# Task statement
Each line containing the word "LEAF" must be reported.

# START OF Provided entries

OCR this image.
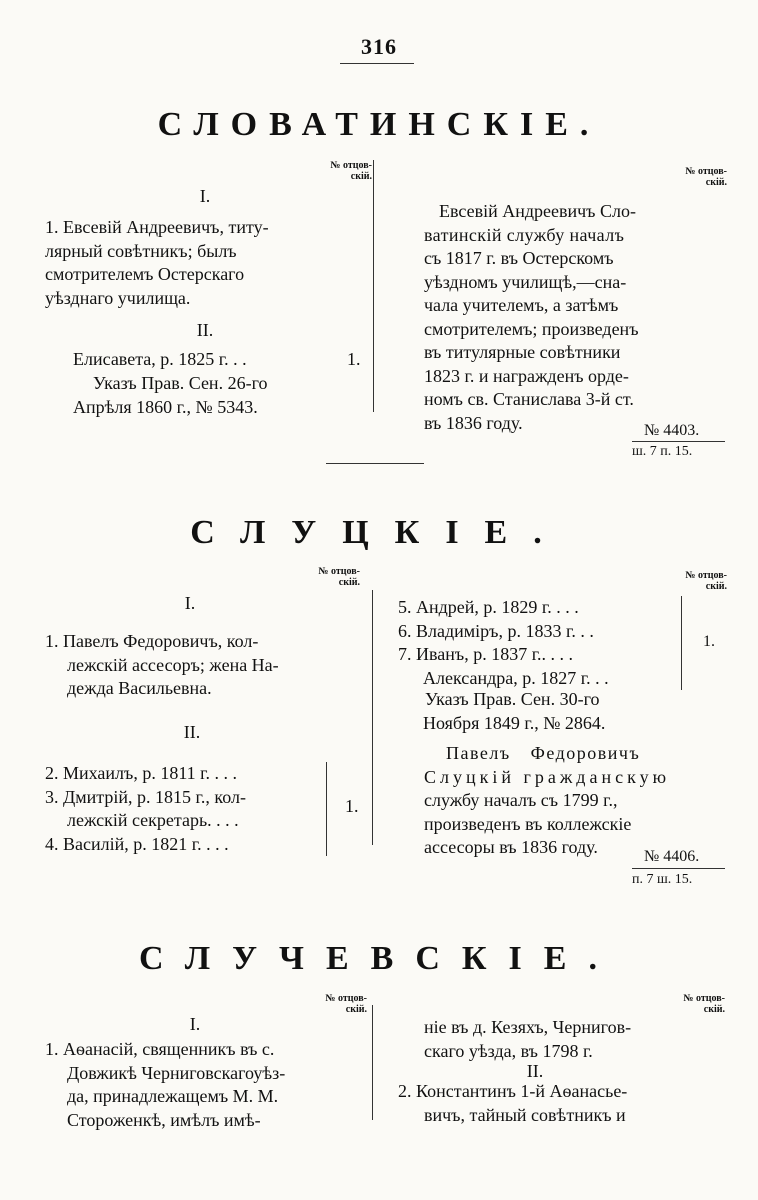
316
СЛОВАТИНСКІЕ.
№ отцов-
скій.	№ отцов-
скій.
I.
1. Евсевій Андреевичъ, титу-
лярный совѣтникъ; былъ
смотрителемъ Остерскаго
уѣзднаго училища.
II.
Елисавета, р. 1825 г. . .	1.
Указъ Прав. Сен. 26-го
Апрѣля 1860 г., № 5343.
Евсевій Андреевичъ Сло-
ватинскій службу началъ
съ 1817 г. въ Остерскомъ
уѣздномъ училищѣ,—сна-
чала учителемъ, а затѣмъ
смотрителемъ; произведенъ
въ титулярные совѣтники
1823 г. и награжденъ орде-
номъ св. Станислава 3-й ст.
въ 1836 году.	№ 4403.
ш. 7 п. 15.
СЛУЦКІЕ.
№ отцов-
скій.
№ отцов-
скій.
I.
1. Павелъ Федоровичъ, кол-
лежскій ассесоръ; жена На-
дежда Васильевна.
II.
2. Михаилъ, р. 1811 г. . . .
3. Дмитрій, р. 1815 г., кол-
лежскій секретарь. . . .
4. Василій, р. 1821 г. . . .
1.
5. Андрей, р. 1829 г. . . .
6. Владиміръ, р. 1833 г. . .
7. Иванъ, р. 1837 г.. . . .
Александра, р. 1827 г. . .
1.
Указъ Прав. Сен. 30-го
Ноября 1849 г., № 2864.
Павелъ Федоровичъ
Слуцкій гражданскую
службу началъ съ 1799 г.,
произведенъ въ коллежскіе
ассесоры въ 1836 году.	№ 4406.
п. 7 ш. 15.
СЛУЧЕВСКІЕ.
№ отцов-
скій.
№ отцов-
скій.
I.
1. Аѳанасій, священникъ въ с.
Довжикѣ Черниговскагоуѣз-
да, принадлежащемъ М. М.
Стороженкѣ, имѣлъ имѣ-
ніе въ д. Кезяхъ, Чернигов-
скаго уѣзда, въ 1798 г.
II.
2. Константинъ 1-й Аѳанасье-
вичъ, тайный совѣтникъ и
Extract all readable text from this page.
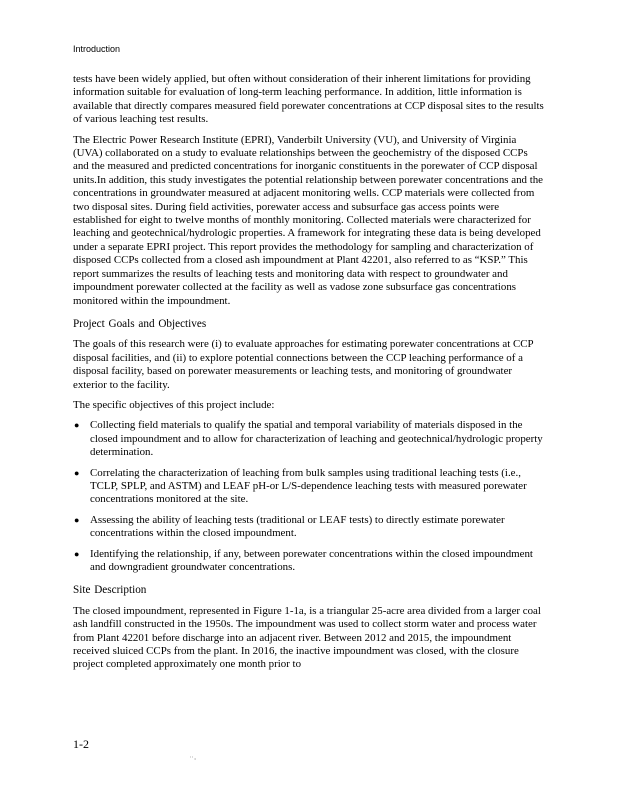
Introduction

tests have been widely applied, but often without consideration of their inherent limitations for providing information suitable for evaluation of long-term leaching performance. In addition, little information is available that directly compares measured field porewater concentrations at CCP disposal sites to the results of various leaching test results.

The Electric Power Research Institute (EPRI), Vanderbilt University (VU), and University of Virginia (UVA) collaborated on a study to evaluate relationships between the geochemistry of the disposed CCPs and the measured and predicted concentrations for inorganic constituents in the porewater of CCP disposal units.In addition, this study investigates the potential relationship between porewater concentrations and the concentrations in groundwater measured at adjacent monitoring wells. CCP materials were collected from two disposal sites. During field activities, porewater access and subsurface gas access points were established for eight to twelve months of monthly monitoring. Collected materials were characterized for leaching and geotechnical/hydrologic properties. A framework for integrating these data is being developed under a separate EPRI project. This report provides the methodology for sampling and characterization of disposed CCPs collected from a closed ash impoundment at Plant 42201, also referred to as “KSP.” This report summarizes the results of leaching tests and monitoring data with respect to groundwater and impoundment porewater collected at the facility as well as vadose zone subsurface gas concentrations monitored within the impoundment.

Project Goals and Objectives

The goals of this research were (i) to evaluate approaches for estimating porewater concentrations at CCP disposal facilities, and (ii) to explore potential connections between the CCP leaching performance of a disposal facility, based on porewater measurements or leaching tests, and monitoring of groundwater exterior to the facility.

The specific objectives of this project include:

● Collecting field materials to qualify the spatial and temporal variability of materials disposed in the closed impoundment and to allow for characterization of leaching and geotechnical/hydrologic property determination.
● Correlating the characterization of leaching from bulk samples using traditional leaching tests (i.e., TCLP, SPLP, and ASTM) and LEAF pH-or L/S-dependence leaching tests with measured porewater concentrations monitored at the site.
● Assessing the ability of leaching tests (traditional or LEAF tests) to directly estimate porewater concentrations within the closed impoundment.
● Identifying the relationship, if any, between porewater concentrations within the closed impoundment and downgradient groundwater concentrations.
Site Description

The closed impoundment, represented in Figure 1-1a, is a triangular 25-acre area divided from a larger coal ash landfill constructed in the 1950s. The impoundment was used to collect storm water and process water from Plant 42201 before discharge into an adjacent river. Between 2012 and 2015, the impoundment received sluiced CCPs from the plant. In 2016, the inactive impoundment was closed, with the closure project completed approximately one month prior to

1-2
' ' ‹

# END OF Provided entries

# Exercise output
● Correlating the characterization of leaching from bulk samples using traditional leaching tests (i.e., TCLP, SPLP, and ASTM) and LEAF pH-or L/S-dependence leaching tests with measured porewater concentrations monitored at the site.
● Assessing the ability of leaching tests (traditional or LEAF tests) to directly estimate porewater concentrations within the closed impoundment.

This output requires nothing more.